EXERCISE MATERIAL:
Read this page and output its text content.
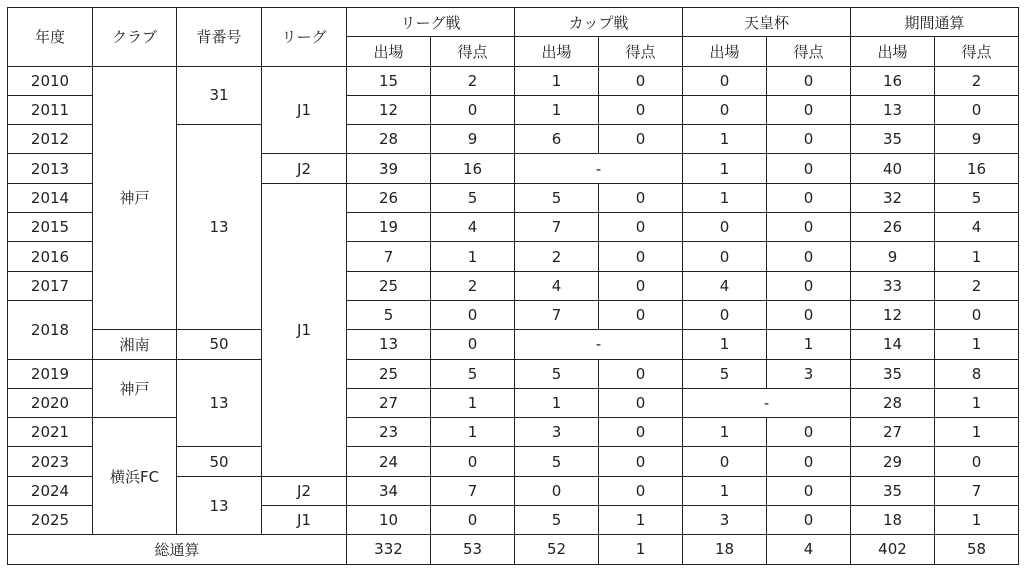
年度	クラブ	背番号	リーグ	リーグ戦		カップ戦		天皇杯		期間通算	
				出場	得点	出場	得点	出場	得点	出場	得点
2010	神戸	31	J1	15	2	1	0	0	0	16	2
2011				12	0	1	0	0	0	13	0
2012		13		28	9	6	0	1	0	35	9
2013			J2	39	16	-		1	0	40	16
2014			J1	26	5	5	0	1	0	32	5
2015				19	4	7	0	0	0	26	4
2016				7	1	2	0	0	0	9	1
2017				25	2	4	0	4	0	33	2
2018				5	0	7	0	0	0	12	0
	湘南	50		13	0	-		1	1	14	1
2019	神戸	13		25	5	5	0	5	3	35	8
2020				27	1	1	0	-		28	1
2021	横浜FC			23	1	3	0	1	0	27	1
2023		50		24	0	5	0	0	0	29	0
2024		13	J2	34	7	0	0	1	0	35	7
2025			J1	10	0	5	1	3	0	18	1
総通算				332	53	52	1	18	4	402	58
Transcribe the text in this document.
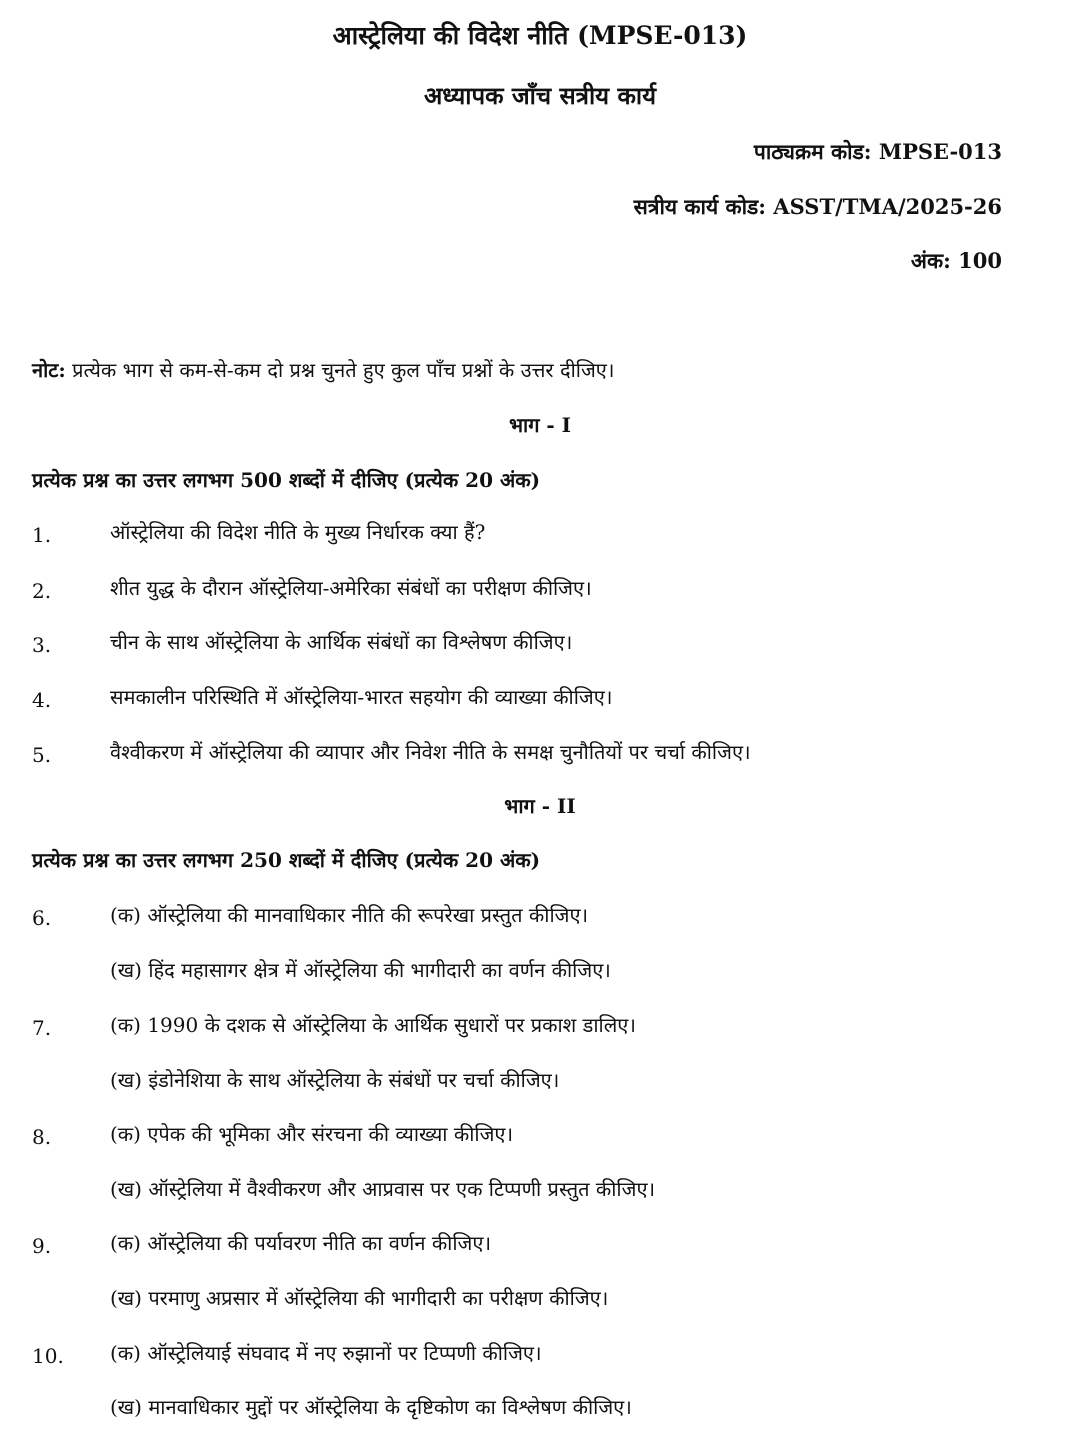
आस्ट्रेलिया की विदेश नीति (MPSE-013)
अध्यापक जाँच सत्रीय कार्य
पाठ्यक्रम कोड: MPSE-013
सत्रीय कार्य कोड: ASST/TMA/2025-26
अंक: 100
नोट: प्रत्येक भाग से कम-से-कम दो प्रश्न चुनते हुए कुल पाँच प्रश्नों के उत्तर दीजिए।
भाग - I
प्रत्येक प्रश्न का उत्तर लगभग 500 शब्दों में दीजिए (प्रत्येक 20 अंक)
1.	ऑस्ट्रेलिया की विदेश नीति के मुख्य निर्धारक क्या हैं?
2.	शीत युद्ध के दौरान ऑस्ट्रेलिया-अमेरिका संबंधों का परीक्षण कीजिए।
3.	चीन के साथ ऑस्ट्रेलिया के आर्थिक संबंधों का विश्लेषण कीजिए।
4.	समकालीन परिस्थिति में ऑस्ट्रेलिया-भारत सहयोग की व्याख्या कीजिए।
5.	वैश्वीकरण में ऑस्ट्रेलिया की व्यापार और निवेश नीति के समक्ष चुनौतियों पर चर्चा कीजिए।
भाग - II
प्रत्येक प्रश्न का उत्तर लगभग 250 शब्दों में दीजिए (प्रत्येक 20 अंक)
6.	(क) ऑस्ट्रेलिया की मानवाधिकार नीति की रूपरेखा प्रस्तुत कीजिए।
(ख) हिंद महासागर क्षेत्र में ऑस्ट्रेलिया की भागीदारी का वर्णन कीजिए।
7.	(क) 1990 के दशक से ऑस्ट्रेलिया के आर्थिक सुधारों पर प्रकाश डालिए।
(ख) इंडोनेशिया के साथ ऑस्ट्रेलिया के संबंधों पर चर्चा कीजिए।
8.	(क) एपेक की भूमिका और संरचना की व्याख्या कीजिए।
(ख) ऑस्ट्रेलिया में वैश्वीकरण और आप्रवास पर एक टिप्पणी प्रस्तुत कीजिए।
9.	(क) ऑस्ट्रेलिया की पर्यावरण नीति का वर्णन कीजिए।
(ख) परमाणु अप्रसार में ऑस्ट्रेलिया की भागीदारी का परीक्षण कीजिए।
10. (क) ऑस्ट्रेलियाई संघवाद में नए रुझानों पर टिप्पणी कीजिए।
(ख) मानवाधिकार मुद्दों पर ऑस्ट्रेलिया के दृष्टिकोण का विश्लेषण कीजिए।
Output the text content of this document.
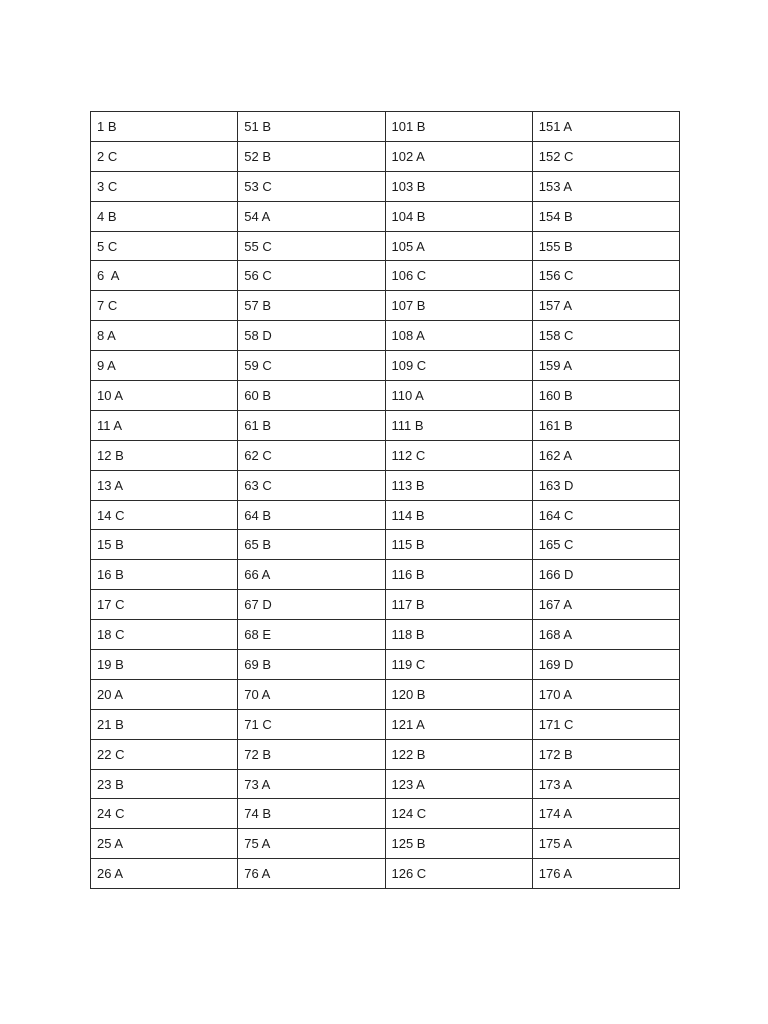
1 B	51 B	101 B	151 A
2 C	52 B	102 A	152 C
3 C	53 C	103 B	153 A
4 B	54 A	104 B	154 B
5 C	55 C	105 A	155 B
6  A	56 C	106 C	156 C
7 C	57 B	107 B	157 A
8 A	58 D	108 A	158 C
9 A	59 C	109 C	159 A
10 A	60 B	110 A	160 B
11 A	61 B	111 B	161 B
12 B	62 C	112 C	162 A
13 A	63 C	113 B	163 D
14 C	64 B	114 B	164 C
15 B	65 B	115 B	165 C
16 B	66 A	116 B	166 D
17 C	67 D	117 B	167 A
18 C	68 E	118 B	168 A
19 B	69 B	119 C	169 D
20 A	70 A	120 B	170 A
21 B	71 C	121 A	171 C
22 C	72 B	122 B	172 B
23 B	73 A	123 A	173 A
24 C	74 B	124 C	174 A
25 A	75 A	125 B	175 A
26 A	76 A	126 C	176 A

YOUR INSTRUCTIONS: Write the records above out again exactly, with no pictures in your copy.

ANSWER FOR THIS EXERCISE:
Read this page and output its text content.
年度	クラブ	背番号	リーグ	リーグ戦		カップ戦		天皇杯		期間通算	
				出場	得点	出場	得点	出場	得点	出場	得点
2010	神戸	31	J1	15	2	1	0	0	0	16	2
2011				12	0	1	0	0	0	13	0
2012		13		28	9	6	0	1	0	35	9
2013			J2	39	16	-		1	0	40	16
2014			J1	26	5	5	0	1	0	32	5
2015				19	4	7	0	0	0	26	4
2016				7	1	2	0	0	0	9	1
2017				25	2	4	0	4	0	33	2
2018				5	0	7	0	0	0	12	0
	湘南	50		13	0	-		1	1	14	1
2019	神戸	13		25	5	5	0	5	3	35	8
2020				27	1	1	0	-		28	1
2021	横浜FC			23	1	3	0	1	0	27	1
2023		50		24	0	5	0	0	0	29	0
2024		13	J2	34	7	0	0	1	0	35	7
2025			J1	10	0	5	1	3	0	18	1
総通算				332	53	52	1	18	4	402	58
Transcribe the text in this document.
आस्ट्रेलिया की विदेश नीति (MPSE-013)
अध्यापक जाँच सत्रीय कार्य
पाठ्यक्रम कोड: MPSE-013
सत्रीय कार्य कोड: ASST/TMA/2025-26
अंक: 100
नोट: प्रत्येक भाग से कम-से-कम दो प्रश्न चुनते हुए कुल पाँच प्रश्नों के उत्तर दीजिए।
भाग - I
प्रत्येक प्रश्न का उत्तर लगभग 500 शब्दों में दीजिए (प्रत्येक 20 अंक)
1.	ऑस्ट्रेलिया की विदेश नीति के मुख्य निर्धारक क्या हैं?
2.	शीत युद्ध के दौरान ऑस्ट्रेलिया-अमेरिका संबंधों का परीक्षण कीजिए।
3.	चीन के साथ ऑस्ट्रेलिया के आर्थिक संबंधों का विश्लेषण कीजिए।
4.	समकालीन परिस्थिति में ऑस्ट्रेलिया-भारत सहयोग की व्याख्या कीजिए।
5.	वैश्वीकरण में ऑस्ट्रेलिया की व्यापार और निवेश नीति के समक्ष चुनौतियों पर चर्चा कीजिए।
भाग - II
प्रत्येक प्रश्न का उत्तर लगभग 250 शब्दों में दीजिए (प्रत्येक 20 अंक)
6.	(क) ऑस्ट्रेलिया की मानवाधिकार नीति की रूपरेखा प्रस्तुत कीजिए।
(ख) हिंद महासागर क्षेत्र में ऑस्ट्रेलिया की भागीदारी का वर्णन कीजिए।
7.	(क) 1990 के दशक से ऑस्ट्रेलिया के आर्थिक सुधारों पर प्रकाश डालिए।
(ख) इंडोनेशिया के साथ ऑस्ट्रेलिया के संबंधों पर चर्चा कीजिए।
8.	(क) एपेक की भूमिका और संरचना की व्याख्या कीजिए।
(ख) ऑस्ट्रेलिया में वैश्वीकरण और आप्रवास पर एक टिप्पणी प्रस्तुत कीजिए।
9.	(क) ऑस्ट्रेलिया की पर्यावरण नीति का वर्णन कीजिए।
(ख) परमाणु अप्रसार में ऑस्ट्रेलिया की भागीदारी का परीक्षण कीजिए।
10. (क) ऑस्ट्रेलियाई संघवाद में नए रुझानों पर टिप्पणी कीजिए।
(ख) मानवाधिकार मुद्दों पर ऑस्ट्रेलिया के दृष्टिकोण का विश्लेषण कीजिए।
Output the text content of this document.
1 B	51 B	101 B	151 A
2 C	52 B	102 A	152 C
3 C	53 C	103 B	153 A
4 B	54 A	104 B	154 B
5 C	55 C	105 A	155 B
6  A	56 C	106 C	156 C
7 C	57 B	107 B	157 A
8 A	58 D	108 A	158 C
9 A	59 C	109 C	159 A
10 A	60 B	110 A	160 B
11 A	61 B	111 B	161 B
12 B	62 C	112 C	162 A
13 A	63 C	113 B	163 D
14 C	64 B	114 B	164 C
15 B	65 B	115 B	165 C
16 B	66 A	116 B	166 D
17 C	67 D	117 B	167 A
18 C	68 E	118 B	168 A
19 B	69 B	119 C	169 D
20 A	70 A	120 B	170 A
21 B	71 C	121 A	171 C
22 C	72 B	122 B	172 B
23 B	73 A	123 A	173 A
24 C	74 B	124 C	174 A
25 A	75 A	125 B	175 A
26 A	76 A	126 C	176 A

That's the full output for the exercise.